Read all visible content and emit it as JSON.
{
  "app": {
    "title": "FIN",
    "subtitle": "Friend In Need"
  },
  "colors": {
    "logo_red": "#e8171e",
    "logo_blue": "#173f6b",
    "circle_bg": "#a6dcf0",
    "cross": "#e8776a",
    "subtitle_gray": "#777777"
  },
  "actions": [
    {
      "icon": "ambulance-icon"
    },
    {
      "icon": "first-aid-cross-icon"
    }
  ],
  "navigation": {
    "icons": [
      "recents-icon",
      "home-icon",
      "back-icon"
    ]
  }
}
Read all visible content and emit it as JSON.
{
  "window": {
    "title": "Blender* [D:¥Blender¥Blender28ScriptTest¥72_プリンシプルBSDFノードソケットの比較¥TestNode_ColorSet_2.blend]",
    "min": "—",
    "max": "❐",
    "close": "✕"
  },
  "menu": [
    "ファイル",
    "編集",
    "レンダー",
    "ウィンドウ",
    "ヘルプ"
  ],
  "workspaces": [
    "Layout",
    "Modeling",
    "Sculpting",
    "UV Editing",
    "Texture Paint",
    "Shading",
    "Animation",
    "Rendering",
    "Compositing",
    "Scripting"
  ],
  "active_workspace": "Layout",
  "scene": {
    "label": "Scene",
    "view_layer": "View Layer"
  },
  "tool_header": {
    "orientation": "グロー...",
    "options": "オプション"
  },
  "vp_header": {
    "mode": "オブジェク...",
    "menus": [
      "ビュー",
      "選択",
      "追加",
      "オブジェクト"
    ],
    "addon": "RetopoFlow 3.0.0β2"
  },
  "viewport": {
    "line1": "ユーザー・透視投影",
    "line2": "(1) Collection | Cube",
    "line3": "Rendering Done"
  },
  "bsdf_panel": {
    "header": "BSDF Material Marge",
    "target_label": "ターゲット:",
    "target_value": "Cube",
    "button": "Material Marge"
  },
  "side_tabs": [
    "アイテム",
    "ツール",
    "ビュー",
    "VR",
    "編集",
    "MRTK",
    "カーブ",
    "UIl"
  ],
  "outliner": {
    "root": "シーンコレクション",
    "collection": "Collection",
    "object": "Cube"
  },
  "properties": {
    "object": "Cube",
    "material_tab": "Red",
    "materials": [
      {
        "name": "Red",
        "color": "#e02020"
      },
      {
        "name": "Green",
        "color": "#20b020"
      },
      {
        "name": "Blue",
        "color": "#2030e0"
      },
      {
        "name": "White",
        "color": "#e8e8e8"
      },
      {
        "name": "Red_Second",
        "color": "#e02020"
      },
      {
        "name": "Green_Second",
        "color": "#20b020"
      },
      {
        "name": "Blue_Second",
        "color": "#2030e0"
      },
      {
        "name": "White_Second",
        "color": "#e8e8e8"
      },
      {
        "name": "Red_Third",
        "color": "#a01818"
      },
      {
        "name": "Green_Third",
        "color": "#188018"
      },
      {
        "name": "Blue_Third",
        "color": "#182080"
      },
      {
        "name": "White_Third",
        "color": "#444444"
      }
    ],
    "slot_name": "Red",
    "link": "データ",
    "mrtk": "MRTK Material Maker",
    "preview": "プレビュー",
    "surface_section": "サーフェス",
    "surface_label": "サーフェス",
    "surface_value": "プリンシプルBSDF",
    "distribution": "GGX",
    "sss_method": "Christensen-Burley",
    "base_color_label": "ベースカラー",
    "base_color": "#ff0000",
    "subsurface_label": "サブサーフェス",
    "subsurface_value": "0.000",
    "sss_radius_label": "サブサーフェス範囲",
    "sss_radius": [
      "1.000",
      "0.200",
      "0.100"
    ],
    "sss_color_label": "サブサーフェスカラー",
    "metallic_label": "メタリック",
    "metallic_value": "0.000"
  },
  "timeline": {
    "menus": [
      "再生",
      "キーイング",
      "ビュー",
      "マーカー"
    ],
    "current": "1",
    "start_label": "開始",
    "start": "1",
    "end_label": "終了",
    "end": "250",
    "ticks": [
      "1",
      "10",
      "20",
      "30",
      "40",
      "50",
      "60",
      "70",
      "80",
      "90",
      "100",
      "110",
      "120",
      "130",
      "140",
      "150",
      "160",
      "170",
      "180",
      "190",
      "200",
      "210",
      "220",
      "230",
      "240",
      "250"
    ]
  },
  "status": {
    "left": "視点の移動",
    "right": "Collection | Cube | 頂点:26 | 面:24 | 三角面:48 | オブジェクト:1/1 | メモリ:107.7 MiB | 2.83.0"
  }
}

AIM -
Word for word, write out the data.

REPLY TO THE TASK -
Read all visible content and emit it as JSON.
{
  "app": {
    "title": "FIN",
    "subtitle": "Friend In Need"
  },
  "colors": {
    "logo_red": "#e8171e",
    "logo_blue": "#173f6b",
    "circle_bg": "#a6dcf0",
    "cross": "#e8776a",
    "subtitle_gray": "#777777"
  },
  "actions": [
    {
      "icon": "ambulance-icon"
    },
    {
      "icon": "first-aid-cross-icon"
    }
  ],
  "navigation": {
    "icons": [
      "recents-icon",
      "home-icon",
      "back-icon"
    ]
  }
}
Read all visible content and emit it as JSON.
{
  "window": {
    "title": "Blender* [D:¥Blender¥Blender28ScriptTest¥72_プリンシプルBSDFノードソケットの比較¥TestNode_ColorSet_2.blend]",
    "min": "—",
    "max": "❐",
    "close": "✕"
  },
  "menu": [
    "ファイル",
    "編集",
    "レンダー",
    "ウィンドウ",
    "ヘルプ"
  ],
  "workspaces": [
    "Layout",
    "Modeling",
    "Sculpting",
    "UV Editing",
    "Texture Paint",
    "Shading",
    "Animation",
    "Rendering",
    "Compositing",
    "Scripting"
  ],
  "active_workspace": "Layout",
  "scene": {
    "label": "Scene",
    "view_layer": "View Layer"
  },
  "tool_header": {
    "orientation": "グロー...",
    "options": "オプション"
  },
  "vp_header": {
    "mode": "オブジェク...",
    "menus": [
      "ビュー",
      "選択",
      "追加",
      "オブジェクト"
    ],
    "addon": "RetopoFlow 3.0.0β2"
  },
  "viewport": {
    "line1": "ユーザー・透視投影",
    "line2": "(1) Collection | Cube",
    "line3": "Rendering Done"
  },
  "bsdf_panel": {
    "header": "BSDF Material Marge",
    "target_label": "ターゲット:",
    "target_value": "Cube",
    "button": "Material Marge"
  },
  "side_tabs": [
    "アイテム",
    "ツール",
    "ビュー",
    "VR",
    "編集",
    "MRTK",
    "カーブ",
    "UIl"
  ],
  "outliner": {
    "root": "シーンコレクション",
    "collection": "Collection",
    "object": "Cube"
  },
  "properties": {
    "object": "Cube",
    "material_tab": "Red",
    "materials": [
      {
        "name": "Red",
        "color": "#e02020"
      },
      {
        "name": "Green",
        "color": "#20b020"
      },
      {
        "name": "Blue",
        "color": "#2030e0"
      },
      {
        "name": "White",
        "color": "#e8e8e8"
      },
      {
        "name": "Red_Second",
        "color": "#e02020"
      },
      {
        "name": "Green_Second",
        "color": "#20b020"
      },
      {
        "name": "Blue_Second",
        "color": "#2030e0"
      },
      {
        "name": "White_Second",
        "color": "#e8e8e8"
      },
      {
        "name": "Red_Third",
        "color": "#a01818"
      },
      {
        "name": "Green_Third",
        "color": "#188018"
      },
      {
        "name": "Blue_Third",
        "color": "#182080"
      },
      {
        "name": "White_Third",
        "color": "#444444"
      }
    ],
    "slot_name": "Red",
    "link": "データ",
    "mrtk": "MRTK Material Maker",
    "preview": "プレビュー",
    "surface_section": "サーフェス",
    "surface_label": "サーフェス",
    "surface_value": "プリンシプルBSDF",
    "distribution": "GGX",
    "sss_method": "Christensen-Burley",
    "base_color_label": "ベースカラー",
    "base_color": "#ff0000",
    "subsurface_label": "サブサーフェス",
    "subsurface_value": "0.000",
    "sss_radius_label": "サブサーフェス範囲",
    "sss_radius": [
      "1.000",
      "0.200",
      "0.100"
    ],
    "sss_color_label": "サブサーフェスカラー",
    "metallic_label": "メタリック",
    "metallic_value": "0.000"
  },
  "timeline": {
    "menus": [
      "再生",
      "キーイング",
      "ビュー",
      "マーカー"
    ],
    "current": "1",
    "start_label": "開始",
    "start": "1",
    "end_label": "終了",
    "end": "250",
    "ticks": [
      "1",
      "10",
      "20",
      "30",
      "40",
      "50",
      "60",
      "70",
      "80",
      "90",
      "100",
      "110",
      "120",
      "130",
      "140",
      "150",
      "160",
      "170",
      "180",
      "190",
      "200",
      "210",
      "220",
      "230",
      "240",
      "250"
    ]
  },
  "status": {
    "left": "視点の移動",
    "right": "Collection | Cube | 頂点:26 | 面:24 | 三角面:48 | オブジェクト:1/1 | メモリ:107.7 MiB | 2.83.0"
  }
}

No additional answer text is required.